> **WHAT IS NEEDED**
Count the lines that include the string "text", and give only that number.

> **SUPPLIED INFORMATION**
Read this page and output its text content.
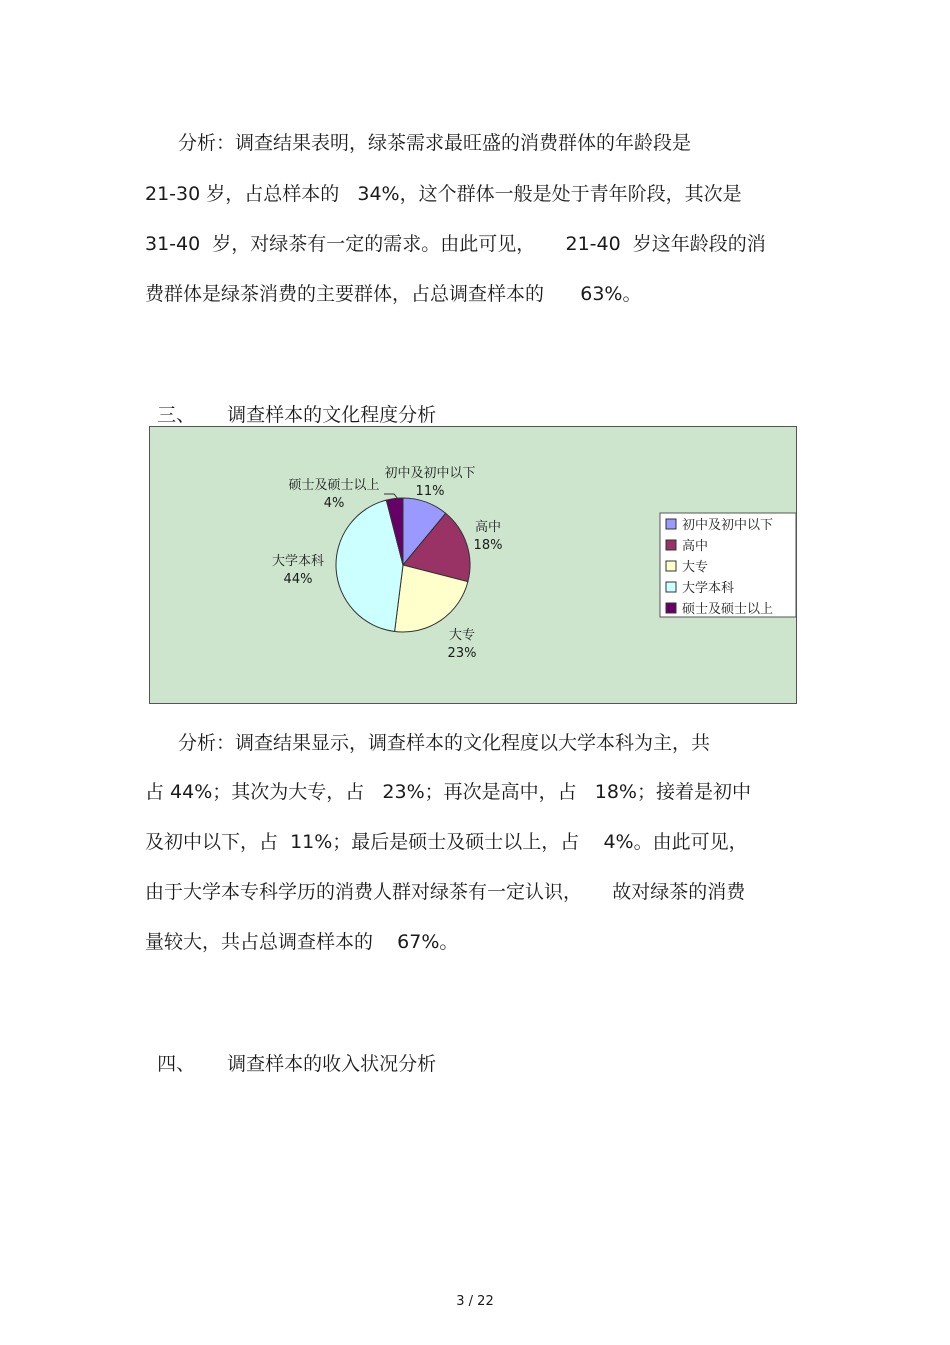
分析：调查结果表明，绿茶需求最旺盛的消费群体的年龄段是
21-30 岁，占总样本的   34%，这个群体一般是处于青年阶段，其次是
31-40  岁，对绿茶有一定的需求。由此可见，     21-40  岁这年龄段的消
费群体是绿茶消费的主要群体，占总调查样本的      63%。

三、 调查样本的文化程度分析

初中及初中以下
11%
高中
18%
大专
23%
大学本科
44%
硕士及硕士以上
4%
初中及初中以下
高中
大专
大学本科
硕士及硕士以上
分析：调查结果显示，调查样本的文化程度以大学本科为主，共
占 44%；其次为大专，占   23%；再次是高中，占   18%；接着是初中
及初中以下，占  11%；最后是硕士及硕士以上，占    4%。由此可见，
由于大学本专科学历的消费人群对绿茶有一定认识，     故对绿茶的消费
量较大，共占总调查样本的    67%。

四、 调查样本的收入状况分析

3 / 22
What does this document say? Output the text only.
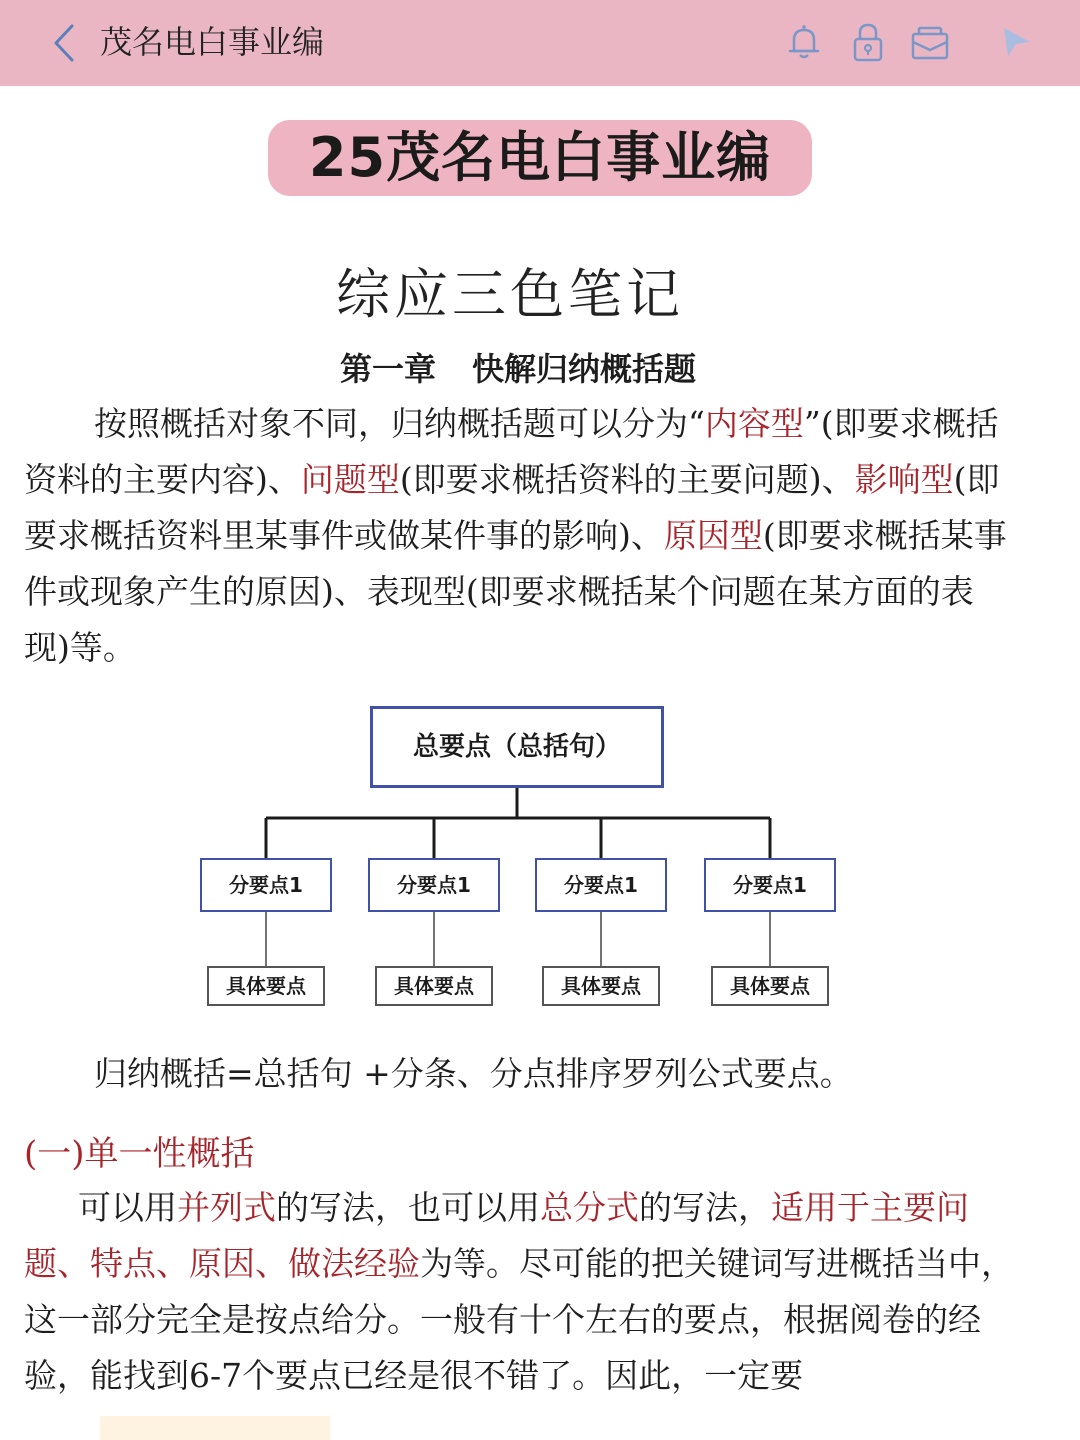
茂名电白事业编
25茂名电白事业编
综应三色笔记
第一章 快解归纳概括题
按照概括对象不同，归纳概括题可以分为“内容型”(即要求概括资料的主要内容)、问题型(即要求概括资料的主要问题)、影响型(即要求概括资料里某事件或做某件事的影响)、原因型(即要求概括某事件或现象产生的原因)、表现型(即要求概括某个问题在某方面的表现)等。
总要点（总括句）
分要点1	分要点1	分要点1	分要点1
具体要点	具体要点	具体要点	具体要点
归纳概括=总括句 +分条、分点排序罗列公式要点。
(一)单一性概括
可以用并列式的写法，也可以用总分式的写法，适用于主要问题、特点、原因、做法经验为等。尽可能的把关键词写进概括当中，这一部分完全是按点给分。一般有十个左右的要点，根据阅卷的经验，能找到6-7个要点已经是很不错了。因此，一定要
---
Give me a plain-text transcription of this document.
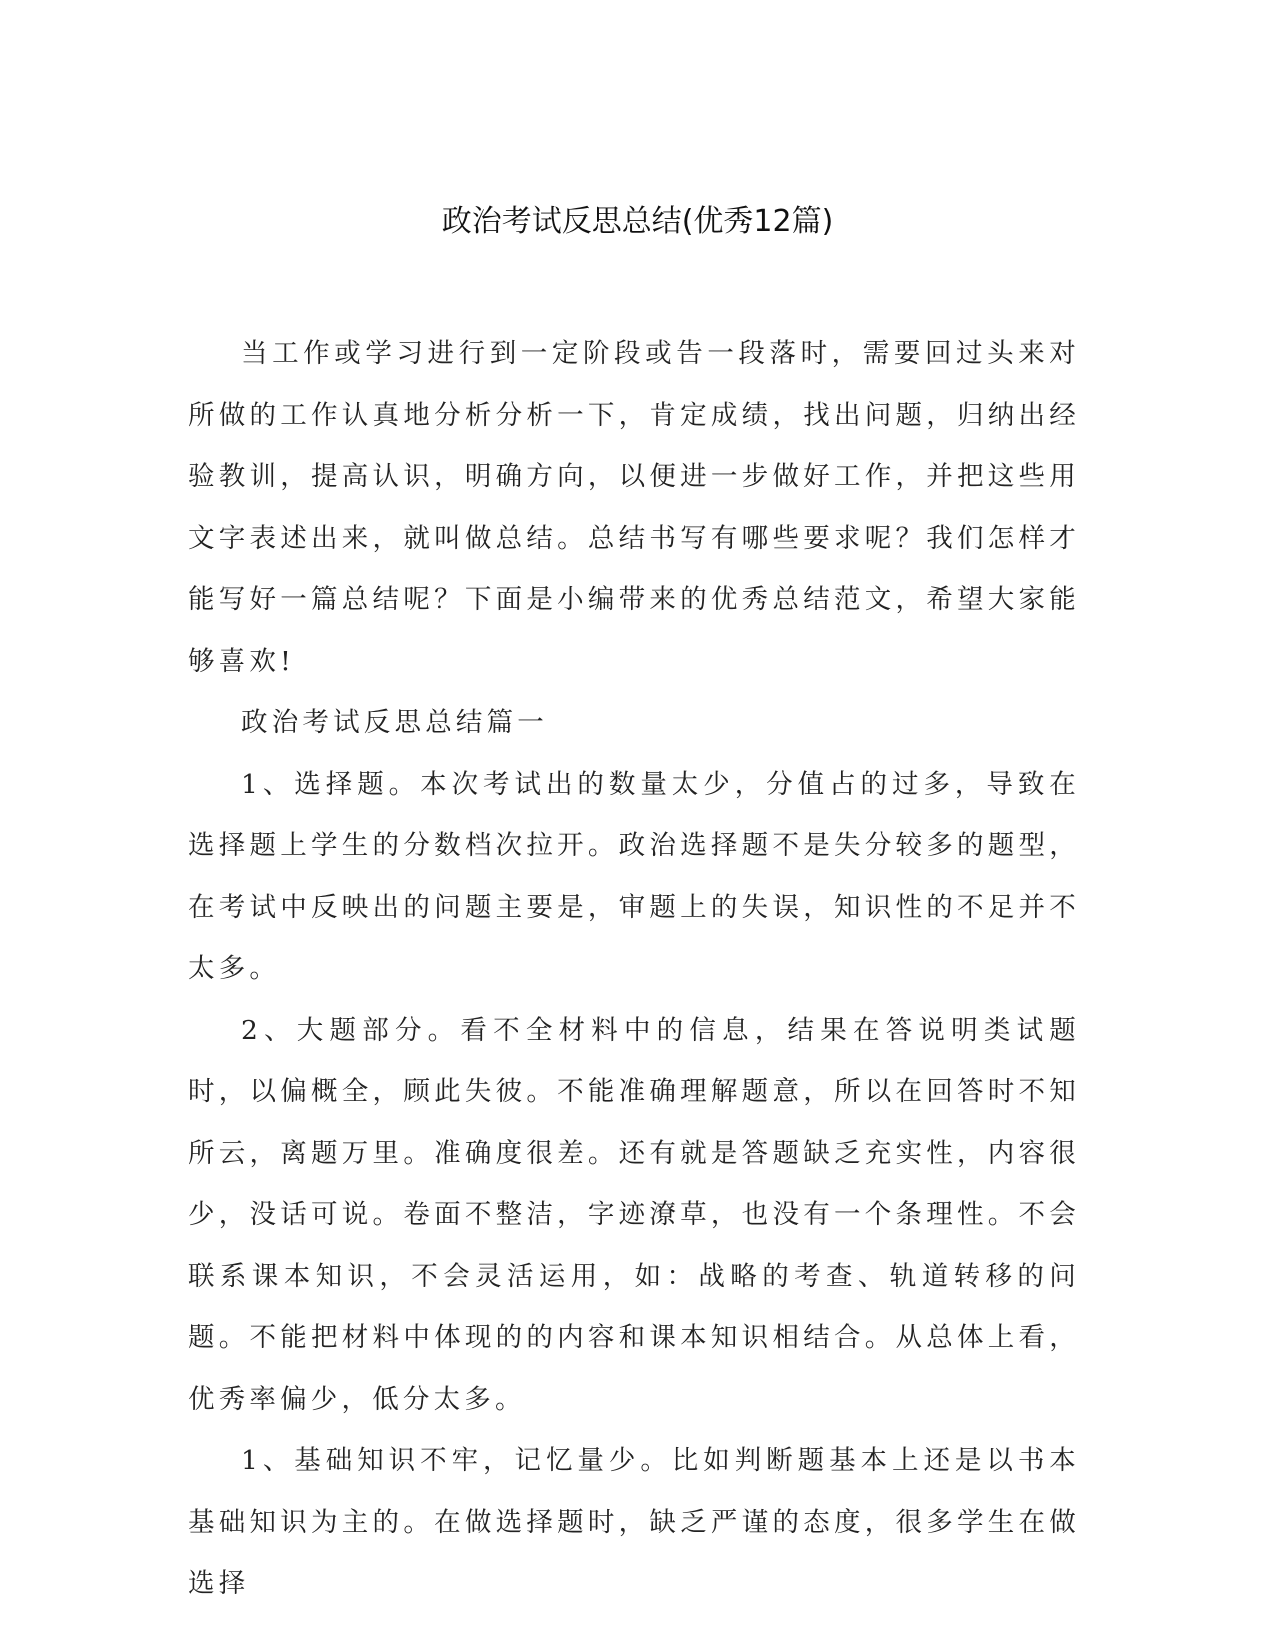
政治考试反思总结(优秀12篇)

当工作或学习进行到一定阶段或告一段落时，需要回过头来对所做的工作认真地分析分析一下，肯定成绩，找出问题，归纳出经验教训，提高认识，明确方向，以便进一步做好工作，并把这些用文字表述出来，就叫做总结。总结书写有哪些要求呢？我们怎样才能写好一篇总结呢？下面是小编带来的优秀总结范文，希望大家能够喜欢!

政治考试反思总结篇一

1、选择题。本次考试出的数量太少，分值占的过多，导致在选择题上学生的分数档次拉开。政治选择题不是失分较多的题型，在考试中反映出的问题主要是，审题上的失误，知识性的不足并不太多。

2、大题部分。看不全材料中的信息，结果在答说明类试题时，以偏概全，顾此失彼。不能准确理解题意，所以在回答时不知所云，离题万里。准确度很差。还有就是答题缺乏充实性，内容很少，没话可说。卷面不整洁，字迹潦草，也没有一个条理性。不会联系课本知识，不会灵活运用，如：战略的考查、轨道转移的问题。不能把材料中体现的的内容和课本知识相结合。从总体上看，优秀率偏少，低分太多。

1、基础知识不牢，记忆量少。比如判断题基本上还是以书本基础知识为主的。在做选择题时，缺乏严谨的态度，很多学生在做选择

> **FINAL ANSWER**
3